## Start THE RECORDS

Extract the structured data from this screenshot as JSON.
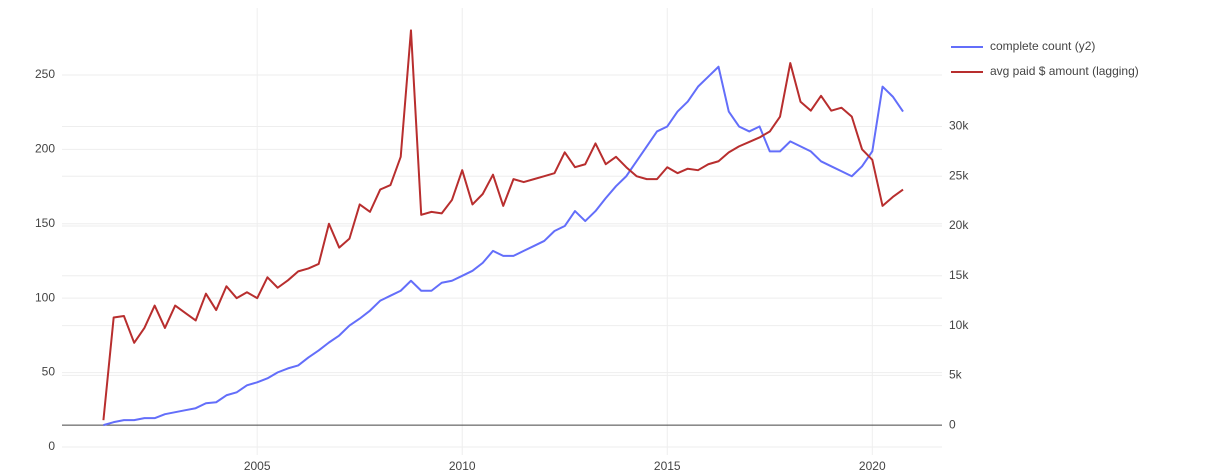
{
  "chart_data": {
    "type": "line",
    "x": [
      2001.25,
      2001.5,
      2001.75,
      2002,
      2002.25,
      2002.5,
      2002.75,
      2003,
      2003.25,
      2003.5,
      2003.75,
      2004,
      2004.25,
      2004.5,
      2004.75,
      2005,
      2005.25,
      2005.5,
      2005.75,
      2006,
      2006.25,
      2006.5,
      2006.75,
      2007,
      2007.25,
      2007.5,
      2007.75,
      2008,
      2008.25,
      2008.5,
      2008.75,
      2009,
      2009.25,
      2009.5,
      2009.75,
      2010,
      2010.25,
      2010.5,
      2010.75,
      2011,
      2011.25,
      2011.5,
      2011.75,
      2012,
      2012.25,
      2012.5,
      2012.75,
      2013,
      2013.25,
      2013.5,
      2013.75,
      2014,
      2014.25,
      2014.5,
      2014.75,
      2015,
      2015.25,
      2015.5,
      2015.75,
      2016,
      2016.25,
      2016.5,
      2016.75,
      2017,
      2017.25,
      2017.5,
      2017.75,
      2018,
      2018.25,
      2018.5,
      2018.75,
      2019,
      2019.25,
      2019.5,
      2019.75,
      2020,
      2020.25,
      2020.5,
      2020.75
    ],
    "series": [
      {
        "name": "complete count (y2)",
        "color": "#636efa",
        "axis": "y2",
        "values": [
          0,
          300,
          500,
          500,
          700,
          700,
          1100,
          1300,
          1500,
          1700,
          2200,
          2300,
          3000,
          3300,
          4000,
          4300,
          4700,
          5300,
          5700,
          6000,
          6800,
          7500,
          8300,
          9000,
          10000,
          10700,
          11500,
          12500,
          13000,
          13500,
          14500,
          13500,
          13500,
          14300,
          14500,
          15000,
          15500,
          16300,
          17500,
          17000,
          17000,
          17500,
          18000,
          18500,
          19500,
          20000,
          21500,
          20500,
          21500,
          22800,
          24000,
          25000,
          26500,
          28000,
          29500,
          30000,
          31500,
          32500,
          34000,
          35000,
          36000,
          31500,
          30000,
          29500,
          30000,
          27500,
          27500,
          28500,
          28000,
          27500,
          26500,
          26000,
          25500,
          25000,
          26000,
          27500,
          34000,
          33000,
          31500
        ]
      },
      {
        "name": "avg paid $ amount (lagging)",
        "color": "#b82e2e",
        "values": [
          18,
          87,
          88,
          70,
          80,
          95,
          80,
          95,
          90,
          85,
          103,
          92,
          108,
          100,
          104,
          100,
          114,
          107,
          112,
          118,
          120,
          123,
          150,
          134,
          140,
          163,
          158,
          173,
          176,
          195,
          280,
          156,
          158,
          157,
          166,
          186,
          163,
          170,
          183,
          162,
          180,
          178,
          180,
          182,
          184,
          198,
          188,
          190,
          204,
          190,
          195,
          188,
          182,
          180,
          180,
          188,
          184,
          187,
          186,
          190,
          192,
          198,
          202,
          205,
          208,
          212,
          222,
          258,
          232,
          226,
          236,
          226,
          228,
          222,
          200,
          193,
          162,
          168,
          173
        ]
      }
    ],
    "xlim": [
      2000.24,
      2021.7
    ],
    "xticks": [
      2005,
      2010,
      2015,
      2020
    ],
    "ylim": [
      -5.4,
      295
    ],
    "yticks": [
      0,
      50,
      100,
      150,
      200,
      250
    ],
    "y2lim": [
      -3000,
      41900
    ],
    "y2ticks": [
      0,
      {
        "value": 5000,
        "label": "5k"
      },
      {
        "value": 10000,
        "label": "10k"
      },
      {
        "value": 15000,
        "label": "15k"
      },
      {
        "value": 20000,
        "label": "20k"
      },
      {
        "value": 25000,
        "label": "25k"
      },
      {
        "value": 30000,
        "label": "30k"
      }
    ],
    "grid": true,
    "legend": "top-right"
  }
}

## End THE RECORDS

• WHAT THE TASK ASKS: All of the data needs repeating exactly, but the pictures do not.

• SOLUTION TO THIS EXERCISE:
Extract the structured data from this screenshot as JSON.
{
  "chart_data": {
    "type": "line",
    "x": [
      2001.25,
      2001.5,
      2001.75,
      2002,
      2002.25,
      2002.5,
      2002.75,
      2003,
      2003.25,
      2003.5,
      2003.75,
      2004,
      2004.25,
      2004.5,
      2004.75,
      2005,
      2005.25,
      2005.5,
      2005.75,
      2006,
      2006.25,
      2006.5,
      2006.75,
      2007,
      2007.25,
      2007.5,
      2007.75,
      2008,
      2008.25,
      2008.5,
      2008.75,
      2009,
      2009.25,
      2009.5,
      2009.75,
      2010,
      2010.25,
      2010.5,
      2010.75,
      2011,
      2011.25,
      2011.5,
      2011.75,
      2012,
      2012.25,
      2012.5,
      2012.75,
      2013,
      2013.25,
      2013.5,
      2013.75,
      2014,
      2014.25,
      2014.5,
      2014.75,
      2015,
      2015.25,
      2015.5,
      2015.75,
      2016,
      2016.25,
      2016.5,
      2016.75,
      2017,
      2017.25,
      2017.5,
      2017.75,
      2018,
      2018.25,
      2018.5,
      2018.75,
      2019,
      2019.25,
      2019.5,
      2019.75,
      2020,
      2020.25,
      2020.5,
      2020.75
    ],
    "series": [
      {
        "name": "complete count (y2)",
        "color": "#636efa",
        "axis": "y2",
        "values": [
          0,
          300,
          500,
          500,
          700,
          700,
          1100,
          1300,
          1500,
          1700,
          2200,
          2300,
          3000,
          3300,
          4000,
          4300,
          4700,
          5300,
          5700,
          6000,
          6800,
          7500,
          8300,
          9000,
          10000,
          10700,
          11500,
          12500,
          13000,
          13500,
          14500,
          13500,
          13500,
          14300,
          14500,
          15000,
          15500,
          16300,
          17500,
          17000,
          17000,
          17500,
          18000,
          18500,
          19500,
          20000,
          21500,
          20500,
          21500,
          22800,
          24000,
          25000,
          26500,
          28000,
          29500,
          30000,
          31500,
          32500,
          34000,
          35000,
          36000,
          31500,
          30000,
          29500,
          30000,
          27500,
          27500,
          28500,
          28000,
          27500,
          26500,
          26000,
          25500,
          25000,
          26000,
          27500,
          34000,
          33000,
          31500
        ]
      },
      {
        "name": "avg paid $ amount (lagging)",
        "color": "#b82e2e",
        "values": [
          18,
          87,
          88,
          70,
          80,
          95,
          80,
          95,
          90,
          85,
          103,
          92,
          108,
          100,
          104,
          100,
          114,
          107,
          112,
          118,
          120,
          123,
          150,
          134,
          140,
          163,
          158,
          173,
          176,
          195,
          280,
          156,
          158,
          157,
          166,
          186,
          163,
          170,
          183,
          162,
          180,
          178,
          180,
          182,
          184,
          198,
          188,
          190,
          204,
          190,
          195,
          188,
          182,
          180,
          180,
          188,
          184,
          187,
          186,
          190,
          192,
          198,
          202,
          205,
          208,
          212,
          222,
          258,
          232,
          226,
          236,
          226,
          228,
          222,
          200,
          193,
          162,
          168,
          173
        ]
      }
    ],
    "xlim": [
      2000.24,
      2021.7
    ],
    "xticks": [
      2005,
      2010,
      2015,
      2020
    ],
    "ylim": [
      -5.4,
      295
    ],
    "yticks": [
      0,
      50,
      100,
      150,
      200,
      250
    ],
    "y2lim": [
      -3000,
      41900
    ],
    "y2ticks": [
      0,
      {
        "value": 5000,
        "label": "5k"
      },
      {
        "value": 10000,
        "label": "10k"
      },
      {
        "value": 15000,
        "label": "15k"
      },
      {
        "value": 20000,
        "label": "20k"
      },
      {
        "value": 25000,
        "label": "25k"
      },
      {
        "value": 30000,
        "label": "30k"
      }
    ],
    "grid": true,
    "legend": "top-right"
  }
}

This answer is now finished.